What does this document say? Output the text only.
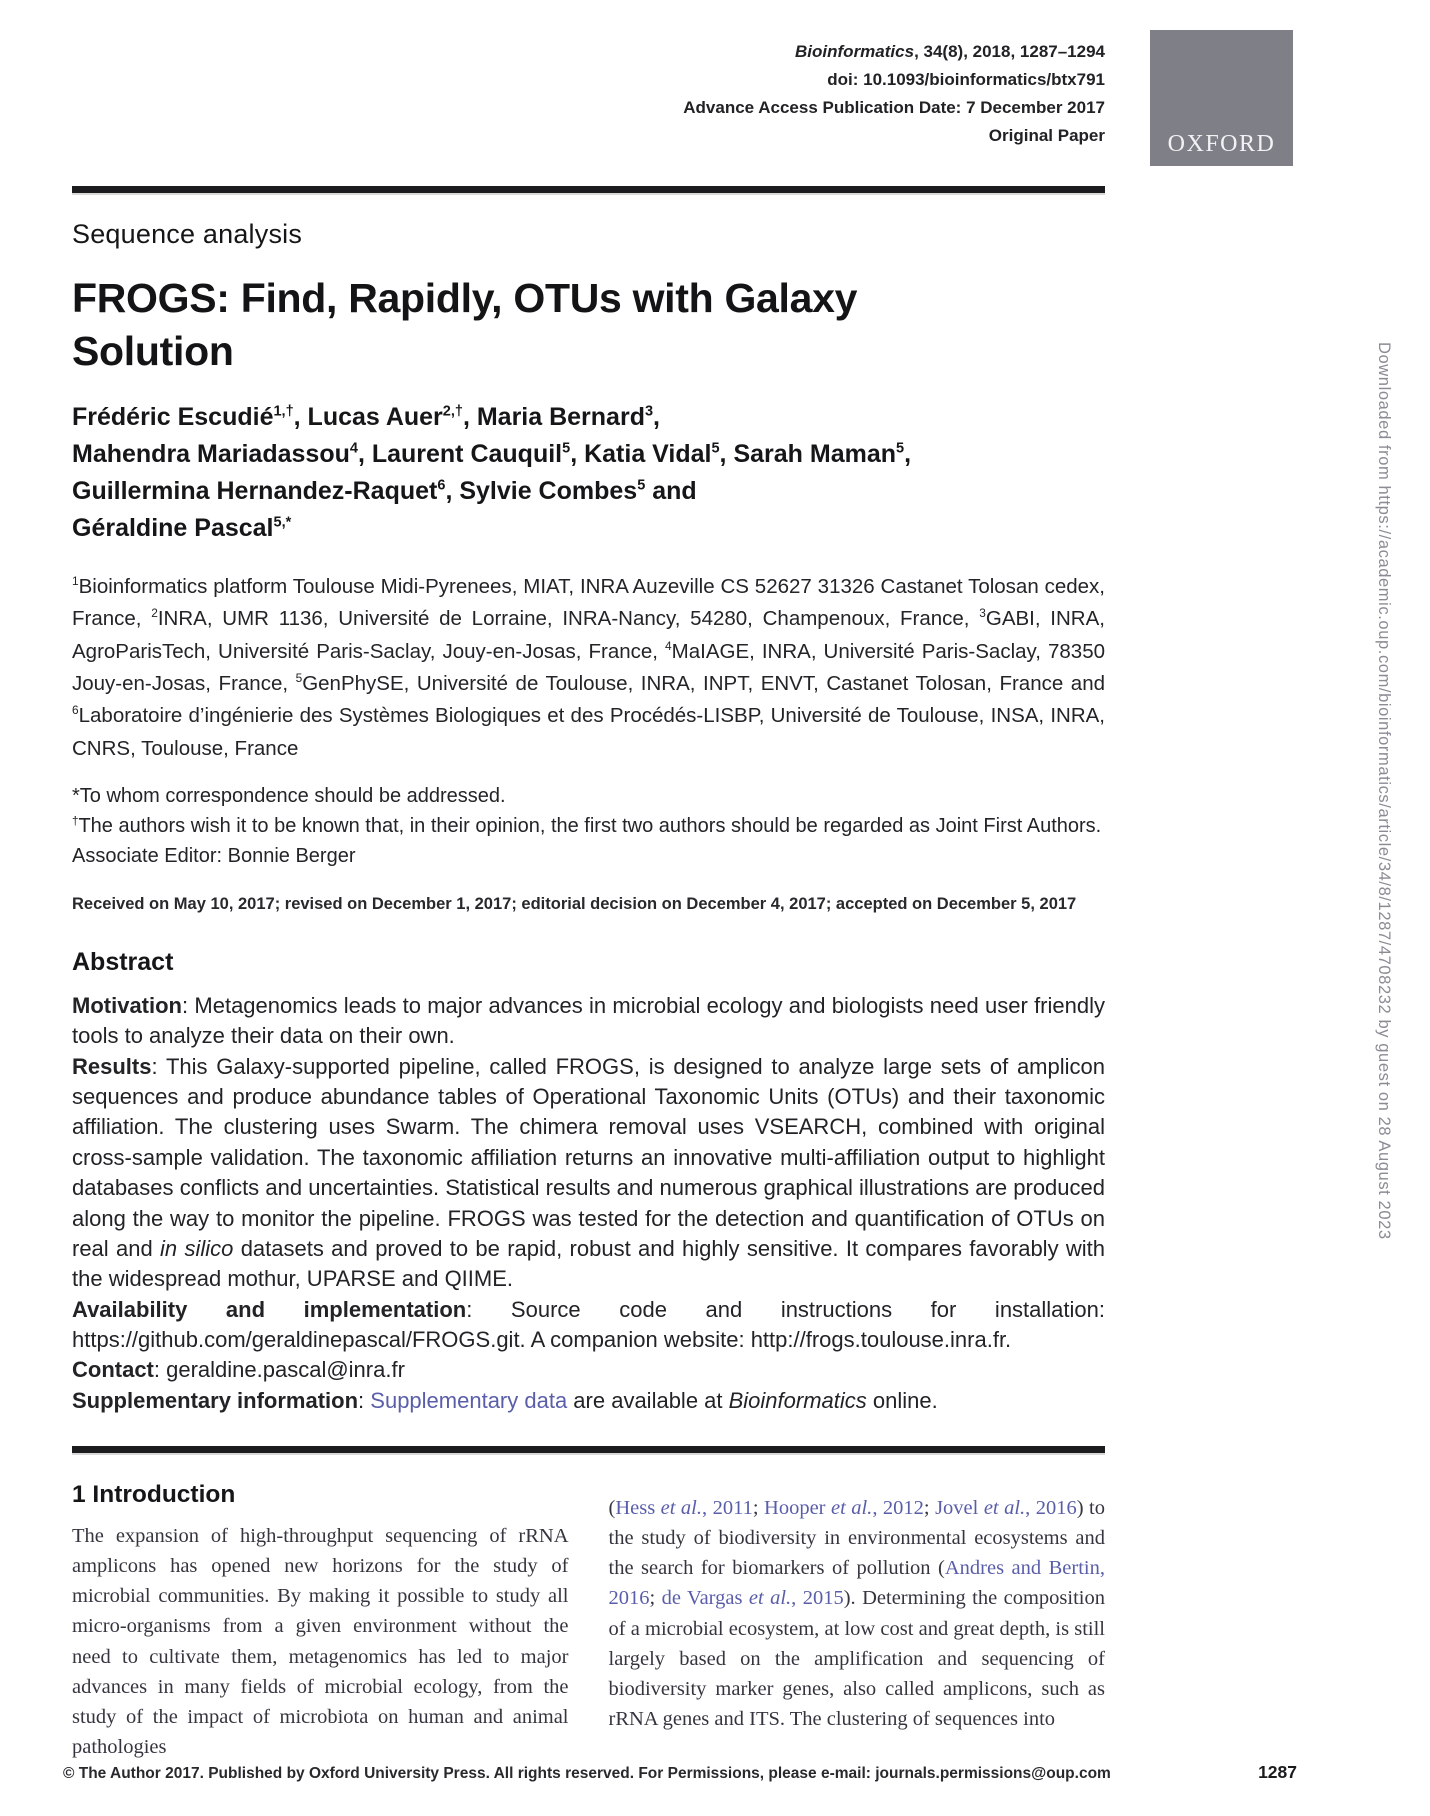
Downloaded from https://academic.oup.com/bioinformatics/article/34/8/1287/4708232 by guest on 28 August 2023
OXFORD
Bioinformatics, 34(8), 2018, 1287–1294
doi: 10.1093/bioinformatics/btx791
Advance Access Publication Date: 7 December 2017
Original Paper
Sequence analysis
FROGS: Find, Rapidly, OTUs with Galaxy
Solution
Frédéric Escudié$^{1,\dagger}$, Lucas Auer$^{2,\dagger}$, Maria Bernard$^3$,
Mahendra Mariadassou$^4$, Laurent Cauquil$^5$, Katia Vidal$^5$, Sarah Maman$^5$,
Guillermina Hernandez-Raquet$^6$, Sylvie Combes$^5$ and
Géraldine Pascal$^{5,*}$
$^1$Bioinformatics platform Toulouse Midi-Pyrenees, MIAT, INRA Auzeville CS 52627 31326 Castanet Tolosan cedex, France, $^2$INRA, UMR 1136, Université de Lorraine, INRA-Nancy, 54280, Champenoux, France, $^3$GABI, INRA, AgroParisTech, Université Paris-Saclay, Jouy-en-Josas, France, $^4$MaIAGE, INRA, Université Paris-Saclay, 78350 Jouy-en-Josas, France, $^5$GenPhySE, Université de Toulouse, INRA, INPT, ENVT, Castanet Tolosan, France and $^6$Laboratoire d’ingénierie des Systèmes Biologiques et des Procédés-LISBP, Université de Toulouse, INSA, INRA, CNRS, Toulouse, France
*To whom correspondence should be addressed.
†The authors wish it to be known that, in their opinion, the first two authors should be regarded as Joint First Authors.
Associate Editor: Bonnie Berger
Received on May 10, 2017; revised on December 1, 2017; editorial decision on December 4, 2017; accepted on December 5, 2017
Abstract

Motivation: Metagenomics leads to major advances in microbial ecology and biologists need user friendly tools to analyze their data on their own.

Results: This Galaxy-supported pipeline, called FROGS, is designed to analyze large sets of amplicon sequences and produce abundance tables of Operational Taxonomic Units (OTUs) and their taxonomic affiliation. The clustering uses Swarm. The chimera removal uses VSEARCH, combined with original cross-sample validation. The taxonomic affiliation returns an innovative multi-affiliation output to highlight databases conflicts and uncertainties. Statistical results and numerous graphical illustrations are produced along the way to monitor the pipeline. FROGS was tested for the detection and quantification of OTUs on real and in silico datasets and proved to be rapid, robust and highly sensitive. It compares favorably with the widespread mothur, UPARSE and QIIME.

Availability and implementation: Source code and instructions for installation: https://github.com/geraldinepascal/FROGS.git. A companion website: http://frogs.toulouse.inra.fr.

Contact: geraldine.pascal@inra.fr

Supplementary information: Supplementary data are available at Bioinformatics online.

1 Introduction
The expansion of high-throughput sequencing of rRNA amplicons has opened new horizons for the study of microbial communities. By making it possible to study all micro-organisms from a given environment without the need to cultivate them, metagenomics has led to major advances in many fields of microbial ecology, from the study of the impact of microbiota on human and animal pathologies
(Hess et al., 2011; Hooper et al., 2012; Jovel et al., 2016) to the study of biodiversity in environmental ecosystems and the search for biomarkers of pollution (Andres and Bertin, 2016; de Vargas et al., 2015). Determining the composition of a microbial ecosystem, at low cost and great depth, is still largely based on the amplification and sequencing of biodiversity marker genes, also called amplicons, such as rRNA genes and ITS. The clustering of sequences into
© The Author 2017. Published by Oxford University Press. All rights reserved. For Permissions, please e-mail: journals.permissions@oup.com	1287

═══

| Work to complete |
Letter for letter, reproduce every record above and skip the pictures.

| Response to this task |
What does this document say? Output the text only.
Downloaded from https://academic.oup.com/bioinformatics/article/34/8/1287/4708232 by guest on 28 August 2023
OXFORD
Bioinformatics, 34(8), 2018, 1287–1294
doi: 10.1093/bioinformatics/btx791
Advance Access Publication Date: 7 December 2017
Original Paper
Sequence analysis
FROGS: Find, Rapidly, OTUs with Galaxy
Solution
Frédéric Escudié$^{1,\dagger}$, Lucas Auer$^{2,\dagger}$, Maria Bernard$^3$,
Mahendra Mariadassou$^4$, Laurent Cauquil$^5$, Katia Vidal$^5$, Sarah Maman$^5$,
Guillermina Hernandez-Raquet$^6$, Sylvie Combes$^5$ and
Géraldine Pascal$^{5,*}$
$^1$Bioinformatics platform Toulouse Midi-Pyrenees, MIAT, INRA Auzeville CS 52627 31326 Castanet Tolosan cedex, France, $^2$INRA, UMR 1136, Université de Lorraine, INRA-Nancy, 54280, Champenoux, France, $^3$GABI, INRA, AgroParisTech, Université Paris-Saclay, Jouy-en-Josas, France, $^4$MaIAGE, INRA, Université Paris-Saclay, 78350 Jouy-en-Josas, France, $^5$GenPhySE, Université de Toulouse, INRA, INPT, ENVT, Castanet Tolosan, France and $^6$Laboratoire d’ingénierie des Systèmes Biologiques et des Procédés-LISBP, Université de Toulouse, INSA, INRA, CNRS, Toulouse, France
*To whom correspondence should be addressed.
†The authors wish it to be known that, in their opinion, the first two authors should be regarded as Joint First Authors.
Associate Editor: Bonnie Berger
Received on May 10, 2017; revised on December 1, 2017; editorial decision on December 4, 2017; accepted on December 5, 2017
Abstract

Motivation: Metagenomics leads to major advances in microbial ecology and biologists need user friendly tools to analyze their data on their own.

Results: This Galaxy-supported pipeline, called FROGS, is designed to analyze large sets of amplicon sequences and produce abundance tables of Operational Taxonomic Units (OTUs) and their taxonomic affiliation. The clustering uses Swarm. The chimera removal uses VSEARCH, combined with original cross-sample validation. The taxonomic affiliation returns an innovative multi-affiliation output to highlight databases conflicts and uncertainties. Statistical results and numerous graphical illustrations are produced along the way to monitor the pipeline. FROGS was tested for the detection and quantification of OTUs on real and in silico datasets and proved to be rapid, robust and highly sensitive. It compares favorably with the widespread mothur, UPARSE and QIIME.

Availability and implementation: Source code and instructions for installation: https://github.com/geraldinepascal/FROGS.git. A companion website: http://frogs.toulouse.inra.fr.

Contact: geraldine.pascal@inra.fr

Supplementary information: Supplementary data are available at Bioinformatics online.

1 Introduction
The expansion of high-throughput sequencing of rRNA amplicons has opened new horizons for the study of microbial communities. By making it possible to study all micro-organisms from a given environment without the need to cultivate them, metagenomics has led to major advances in many fields of microbial ecology, from the study of the impact of microbiota on human and animal pathologies
(Hess et al., 2011; Hooper et al., 2012; Jovel et al., 2016) to the study of biodiversity in environmental ecosystems and the search for biomarkers of pollution (Andres and Bertin, 2016; de Vargas et al., 2015). Determining the composition of a microbial ecosystem, at low cost and great depth, is still largely based on the amplification and sequencing of biodiversity marker genes, also called amplicons, such as rRNA genes and ITS. The clustering of sequences into
© The Author 2017. Published by Oxford University Press. All rights reserved. For Permissions, please e-mail: journals.permissions@oup.com	1287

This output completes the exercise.